- [WORK REQUIRED] Go through the listing below and gather every line with the word "მილიონი".

- [GIVEN DATA]

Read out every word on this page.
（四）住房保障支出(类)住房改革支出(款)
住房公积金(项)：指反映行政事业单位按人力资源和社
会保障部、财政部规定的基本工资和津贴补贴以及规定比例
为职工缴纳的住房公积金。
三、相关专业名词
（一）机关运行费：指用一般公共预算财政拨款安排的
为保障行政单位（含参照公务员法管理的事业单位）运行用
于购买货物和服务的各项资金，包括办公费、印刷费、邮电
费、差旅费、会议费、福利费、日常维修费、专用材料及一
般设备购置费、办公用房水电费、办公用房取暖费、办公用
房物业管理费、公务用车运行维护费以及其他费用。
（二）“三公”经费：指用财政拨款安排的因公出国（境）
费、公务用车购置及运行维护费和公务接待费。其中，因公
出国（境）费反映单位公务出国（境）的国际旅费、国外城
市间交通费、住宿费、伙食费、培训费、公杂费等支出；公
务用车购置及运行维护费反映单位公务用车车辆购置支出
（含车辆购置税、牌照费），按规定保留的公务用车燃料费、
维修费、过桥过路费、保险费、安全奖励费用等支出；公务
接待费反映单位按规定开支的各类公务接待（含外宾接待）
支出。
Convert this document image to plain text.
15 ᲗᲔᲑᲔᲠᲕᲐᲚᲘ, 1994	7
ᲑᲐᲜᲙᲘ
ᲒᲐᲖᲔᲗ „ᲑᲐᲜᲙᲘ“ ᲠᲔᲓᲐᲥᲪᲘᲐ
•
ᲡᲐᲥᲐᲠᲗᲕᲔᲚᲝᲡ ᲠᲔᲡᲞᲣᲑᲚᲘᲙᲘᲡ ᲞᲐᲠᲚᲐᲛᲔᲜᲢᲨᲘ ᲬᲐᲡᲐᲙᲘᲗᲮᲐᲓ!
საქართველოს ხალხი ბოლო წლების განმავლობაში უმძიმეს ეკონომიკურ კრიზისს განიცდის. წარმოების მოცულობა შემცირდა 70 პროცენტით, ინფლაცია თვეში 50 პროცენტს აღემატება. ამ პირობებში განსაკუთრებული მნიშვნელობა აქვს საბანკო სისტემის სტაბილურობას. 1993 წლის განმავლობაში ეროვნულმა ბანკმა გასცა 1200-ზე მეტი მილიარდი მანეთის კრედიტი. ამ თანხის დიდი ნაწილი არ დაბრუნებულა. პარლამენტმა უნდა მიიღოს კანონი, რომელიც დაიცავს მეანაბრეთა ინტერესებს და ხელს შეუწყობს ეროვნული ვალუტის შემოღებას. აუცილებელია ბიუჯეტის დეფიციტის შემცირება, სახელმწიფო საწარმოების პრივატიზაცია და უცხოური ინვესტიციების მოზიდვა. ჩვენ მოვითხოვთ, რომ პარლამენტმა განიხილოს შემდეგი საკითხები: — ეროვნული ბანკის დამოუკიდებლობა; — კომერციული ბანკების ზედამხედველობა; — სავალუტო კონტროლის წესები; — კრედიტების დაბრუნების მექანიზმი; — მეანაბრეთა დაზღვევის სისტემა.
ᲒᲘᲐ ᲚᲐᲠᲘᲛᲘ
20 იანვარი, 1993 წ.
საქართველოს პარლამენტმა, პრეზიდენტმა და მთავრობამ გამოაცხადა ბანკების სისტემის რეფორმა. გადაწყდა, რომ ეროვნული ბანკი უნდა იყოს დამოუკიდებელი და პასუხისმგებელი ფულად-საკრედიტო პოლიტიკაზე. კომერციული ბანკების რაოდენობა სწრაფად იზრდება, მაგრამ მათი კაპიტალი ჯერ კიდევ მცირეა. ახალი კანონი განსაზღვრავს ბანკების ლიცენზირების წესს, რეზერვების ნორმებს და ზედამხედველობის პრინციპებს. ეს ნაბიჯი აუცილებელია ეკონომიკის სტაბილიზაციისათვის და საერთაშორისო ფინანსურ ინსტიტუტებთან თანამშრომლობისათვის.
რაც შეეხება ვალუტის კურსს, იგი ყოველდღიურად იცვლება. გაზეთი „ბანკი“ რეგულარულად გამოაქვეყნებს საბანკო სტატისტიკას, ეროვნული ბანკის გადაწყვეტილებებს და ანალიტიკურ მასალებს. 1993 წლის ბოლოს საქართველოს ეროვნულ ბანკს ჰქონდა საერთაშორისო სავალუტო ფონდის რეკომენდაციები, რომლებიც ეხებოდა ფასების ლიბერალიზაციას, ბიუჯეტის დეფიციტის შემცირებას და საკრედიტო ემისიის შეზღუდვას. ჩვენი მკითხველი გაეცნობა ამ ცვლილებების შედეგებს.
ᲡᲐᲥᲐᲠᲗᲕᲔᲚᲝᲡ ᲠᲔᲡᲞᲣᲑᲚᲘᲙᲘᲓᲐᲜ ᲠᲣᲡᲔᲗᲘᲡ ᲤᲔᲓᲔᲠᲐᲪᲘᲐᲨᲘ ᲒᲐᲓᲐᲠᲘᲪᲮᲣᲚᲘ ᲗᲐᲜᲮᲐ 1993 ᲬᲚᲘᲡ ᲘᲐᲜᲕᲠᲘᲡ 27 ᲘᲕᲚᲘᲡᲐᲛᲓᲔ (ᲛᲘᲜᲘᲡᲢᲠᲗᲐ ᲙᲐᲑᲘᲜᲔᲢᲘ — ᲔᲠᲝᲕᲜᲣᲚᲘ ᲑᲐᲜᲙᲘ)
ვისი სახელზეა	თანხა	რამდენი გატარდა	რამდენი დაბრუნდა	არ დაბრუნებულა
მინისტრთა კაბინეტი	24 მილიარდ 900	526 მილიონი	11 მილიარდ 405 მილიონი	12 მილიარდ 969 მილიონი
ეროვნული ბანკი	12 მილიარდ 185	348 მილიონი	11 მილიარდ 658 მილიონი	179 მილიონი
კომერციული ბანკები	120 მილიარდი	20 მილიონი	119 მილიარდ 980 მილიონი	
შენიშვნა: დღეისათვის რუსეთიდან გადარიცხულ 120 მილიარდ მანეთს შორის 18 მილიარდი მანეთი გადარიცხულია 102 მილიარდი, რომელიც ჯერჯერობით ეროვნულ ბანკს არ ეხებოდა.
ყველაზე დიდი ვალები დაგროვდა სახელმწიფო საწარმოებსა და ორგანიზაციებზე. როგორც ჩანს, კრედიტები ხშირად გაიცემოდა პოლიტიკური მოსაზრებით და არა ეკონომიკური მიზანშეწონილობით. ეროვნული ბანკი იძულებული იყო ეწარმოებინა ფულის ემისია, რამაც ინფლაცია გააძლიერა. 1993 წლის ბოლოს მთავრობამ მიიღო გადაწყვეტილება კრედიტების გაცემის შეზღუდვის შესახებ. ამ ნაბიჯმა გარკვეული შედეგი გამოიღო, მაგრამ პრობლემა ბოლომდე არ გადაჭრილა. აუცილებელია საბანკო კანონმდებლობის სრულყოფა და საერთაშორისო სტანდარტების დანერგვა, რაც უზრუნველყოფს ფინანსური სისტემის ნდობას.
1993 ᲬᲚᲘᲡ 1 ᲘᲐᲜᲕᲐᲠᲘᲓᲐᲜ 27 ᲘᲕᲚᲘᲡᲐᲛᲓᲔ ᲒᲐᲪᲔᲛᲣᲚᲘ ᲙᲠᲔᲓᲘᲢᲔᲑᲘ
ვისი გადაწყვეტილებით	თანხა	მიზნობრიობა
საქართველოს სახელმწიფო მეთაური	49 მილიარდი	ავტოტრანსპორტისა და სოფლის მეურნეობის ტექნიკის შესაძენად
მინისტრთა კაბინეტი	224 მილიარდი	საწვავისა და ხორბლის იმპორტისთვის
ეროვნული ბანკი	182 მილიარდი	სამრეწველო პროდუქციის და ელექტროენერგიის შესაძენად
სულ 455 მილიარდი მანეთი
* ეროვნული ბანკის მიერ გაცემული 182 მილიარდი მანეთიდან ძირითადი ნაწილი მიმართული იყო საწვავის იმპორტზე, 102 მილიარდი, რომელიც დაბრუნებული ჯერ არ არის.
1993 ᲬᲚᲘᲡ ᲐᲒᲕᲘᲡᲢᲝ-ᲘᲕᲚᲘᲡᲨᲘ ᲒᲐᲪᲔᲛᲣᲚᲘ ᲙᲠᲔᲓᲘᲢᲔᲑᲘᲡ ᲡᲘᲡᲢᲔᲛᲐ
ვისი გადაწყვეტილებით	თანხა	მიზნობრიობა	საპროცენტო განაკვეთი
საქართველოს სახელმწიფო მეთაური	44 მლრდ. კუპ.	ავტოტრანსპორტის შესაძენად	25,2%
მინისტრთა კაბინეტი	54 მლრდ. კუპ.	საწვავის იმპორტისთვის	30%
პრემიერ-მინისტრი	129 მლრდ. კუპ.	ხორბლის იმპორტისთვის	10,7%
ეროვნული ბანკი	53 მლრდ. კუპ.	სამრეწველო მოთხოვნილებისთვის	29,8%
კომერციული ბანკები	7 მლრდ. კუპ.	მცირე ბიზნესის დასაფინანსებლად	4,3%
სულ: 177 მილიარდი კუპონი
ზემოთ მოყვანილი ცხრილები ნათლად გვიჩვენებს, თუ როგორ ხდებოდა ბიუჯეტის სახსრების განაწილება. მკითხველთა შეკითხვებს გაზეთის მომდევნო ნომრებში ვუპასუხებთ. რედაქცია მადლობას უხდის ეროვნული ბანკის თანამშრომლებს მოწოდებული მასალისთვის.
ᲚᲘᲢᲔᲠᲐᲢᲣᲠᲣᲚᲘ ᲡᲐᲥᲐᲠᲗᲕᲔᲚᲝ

- [ANSWER]
მინისტრთა კაბინეტი	24 მილიარდ 900	526 მილიონი	11 მილიარდ 405 მილიონი	12 მილიარდ 969 მილიონი
ეროვნული ბანკი	12 მილიარდ 185	348 მილიონი	11 მილიარდ 658 მილიონი	179 მილიონი
კომერციული ბანკები	120 მილიარდი	20 მილიონი	119 მილიარდ 980 მილიონი	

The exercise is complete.